# EXERCISE AIM
Do any lines in the data below contain "structured"? If so, copy every one of them.

# INFORMATION PROVIDED
********

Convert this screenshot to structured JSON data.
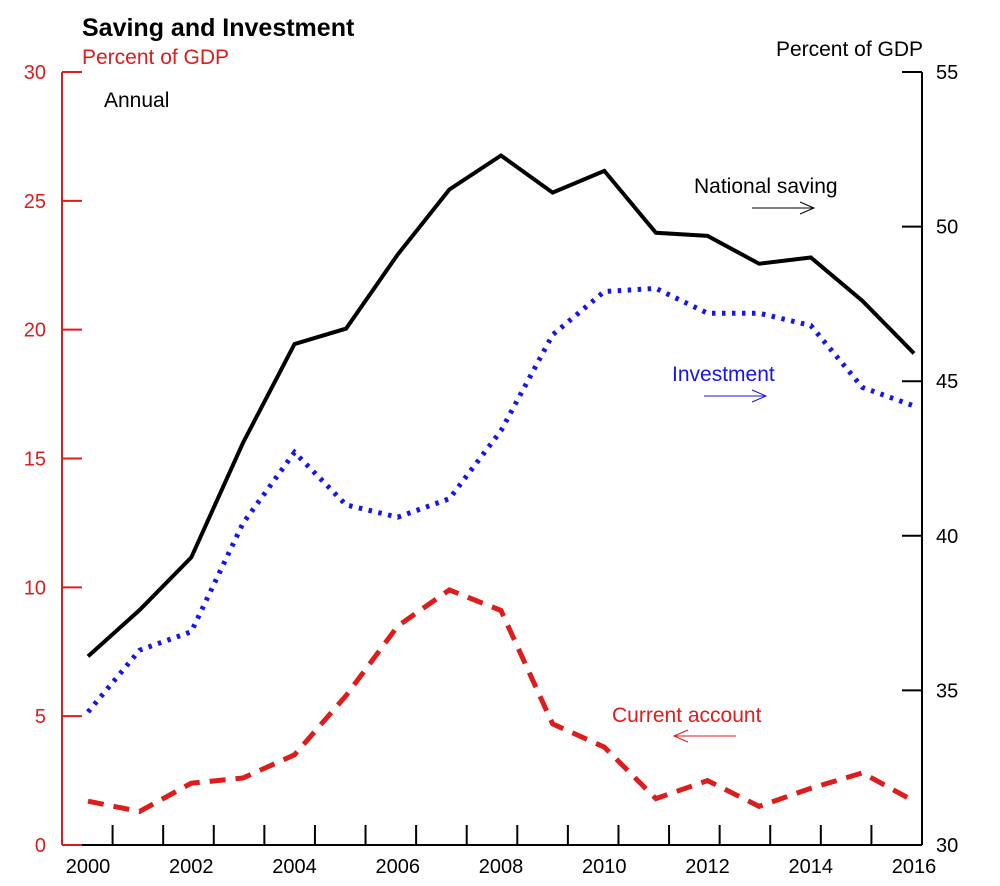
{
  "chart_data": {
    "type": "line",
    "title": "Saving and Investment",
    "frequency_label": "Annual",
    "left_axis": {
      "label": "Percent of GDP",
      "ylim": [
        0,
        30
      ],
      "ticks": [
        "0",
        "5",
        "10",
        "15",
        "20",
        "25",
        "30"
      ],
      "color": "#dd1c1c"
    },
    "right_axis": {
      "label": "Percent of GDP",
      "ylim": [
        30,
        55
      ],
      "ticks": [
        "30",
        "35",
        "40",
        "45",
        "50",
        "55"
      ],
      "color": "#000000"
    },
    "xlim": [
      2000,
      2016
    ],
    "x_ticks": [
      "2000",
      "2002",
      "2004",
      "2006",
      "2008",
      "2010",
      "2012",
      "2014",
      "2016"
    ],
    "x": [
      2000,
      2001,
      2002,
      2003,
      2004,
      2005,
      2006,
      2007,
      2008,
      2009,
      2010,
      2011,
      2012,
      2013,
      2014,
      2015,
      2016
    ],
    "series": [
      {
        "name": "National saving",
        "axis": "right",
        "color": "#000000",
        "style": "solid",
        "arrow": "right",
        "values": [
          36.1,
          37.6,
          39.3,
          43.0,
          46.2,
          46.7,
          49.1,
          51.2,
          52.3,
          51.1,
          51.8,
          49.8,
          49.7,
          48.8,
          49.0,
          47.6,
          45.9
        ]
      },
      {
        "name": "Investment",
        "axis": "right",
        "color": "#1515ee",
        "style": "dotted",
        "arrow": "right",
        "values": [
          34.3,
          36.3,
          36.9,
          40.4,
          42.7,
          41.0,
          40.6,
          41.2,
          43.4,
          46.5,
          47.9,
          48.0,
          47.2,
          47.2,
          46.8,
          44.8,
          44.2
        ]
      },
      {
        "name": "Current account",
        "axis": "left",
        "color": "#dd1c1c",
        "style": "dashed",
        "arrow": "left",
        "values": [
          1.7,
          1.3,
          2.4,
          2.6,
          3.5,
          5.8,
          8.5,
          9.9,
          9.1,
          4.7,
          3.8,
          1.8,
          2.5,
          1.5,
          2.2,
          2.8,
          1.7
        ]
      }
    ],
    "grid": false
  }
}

********

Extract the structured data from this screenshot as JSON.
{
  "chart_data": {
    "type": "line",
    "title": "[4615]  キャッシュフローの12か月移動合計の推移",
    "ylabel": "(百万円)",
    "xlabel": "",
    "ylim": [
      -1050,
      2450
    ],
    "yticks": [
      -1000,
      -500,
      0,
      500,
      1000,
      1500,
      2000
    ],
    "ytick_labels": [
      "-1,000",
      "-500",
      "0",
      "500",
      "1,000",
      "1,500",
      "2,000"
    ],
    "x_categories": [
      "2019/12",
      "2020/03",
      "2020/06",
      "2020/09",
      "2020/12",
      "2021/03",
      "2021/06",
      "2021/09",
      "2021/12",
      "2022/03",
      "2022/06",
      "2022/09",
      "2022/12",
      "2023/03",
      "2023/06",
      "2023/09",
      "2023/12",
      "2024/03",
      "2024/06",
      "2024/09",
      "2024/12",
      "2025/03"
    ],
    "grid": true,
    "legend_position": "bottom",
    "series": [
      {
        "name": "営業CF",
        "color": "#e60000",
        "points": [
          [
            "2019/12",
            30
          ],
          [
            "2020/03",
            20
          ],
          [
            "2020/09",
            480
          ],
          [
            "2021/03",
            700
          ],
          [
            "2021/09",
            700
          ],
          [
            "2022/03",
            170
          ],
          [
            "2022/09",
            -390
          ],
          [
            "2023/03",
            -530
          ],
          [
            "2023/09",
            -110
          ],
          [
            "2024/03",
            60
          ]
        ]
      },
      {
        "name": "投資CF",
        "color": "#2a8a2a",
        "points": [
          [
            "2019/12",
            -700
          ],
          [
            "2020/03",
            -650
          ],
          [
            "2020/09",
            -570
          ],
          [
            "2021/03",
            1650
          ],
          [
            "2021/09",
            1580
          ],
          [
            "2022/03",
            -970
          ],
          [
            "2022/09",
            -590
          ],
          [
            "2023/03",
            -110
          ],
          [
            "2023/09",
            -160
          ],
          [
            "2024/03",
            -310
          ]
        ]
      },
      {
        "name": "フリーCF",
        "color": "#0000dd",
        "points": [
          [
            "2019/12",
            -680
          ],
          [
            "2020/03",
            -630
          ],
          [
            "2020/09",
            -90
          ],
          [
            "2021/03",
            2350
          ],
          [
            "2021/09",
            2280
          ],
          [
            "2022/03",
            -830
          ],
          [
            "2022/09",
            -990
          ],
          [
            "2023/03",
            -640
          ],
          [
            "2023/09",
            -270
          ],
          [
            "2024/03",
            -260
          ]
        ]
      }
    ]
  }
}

********

# FULL SOLUTION
Convert this screenshot to structured JSON data.
Extract the structured data from this screenshot as JSON.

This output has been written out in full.